Search the listing for "Acyn" and copy every line where it appears.

= = = =

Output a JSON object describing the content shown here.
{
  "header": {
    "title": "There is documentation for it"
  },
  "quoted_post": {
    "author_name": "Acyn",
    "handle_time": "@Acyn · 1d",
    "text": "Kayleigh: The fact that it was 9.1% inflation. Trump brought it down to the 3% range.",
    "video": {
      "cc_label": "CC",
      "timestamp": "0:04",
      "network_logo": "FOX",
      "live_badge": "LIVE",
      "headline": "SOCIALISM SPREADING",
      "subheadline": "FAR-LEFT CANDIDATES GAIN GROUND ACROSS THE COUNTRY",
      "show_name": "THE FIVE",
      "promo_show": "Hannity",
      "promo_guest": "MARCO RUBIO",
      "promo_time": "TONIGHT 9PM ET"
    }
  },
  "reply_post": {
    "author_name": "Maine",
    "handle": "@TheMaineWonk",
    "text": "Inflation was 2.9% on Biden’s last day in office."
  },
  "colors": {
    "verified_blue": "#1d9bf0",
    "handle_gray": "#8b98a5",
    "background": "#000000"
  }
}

= = = =

## FULL OUTPUT
    "author_name": "Acyn",
    "handle_time": "@Acyn · 1d",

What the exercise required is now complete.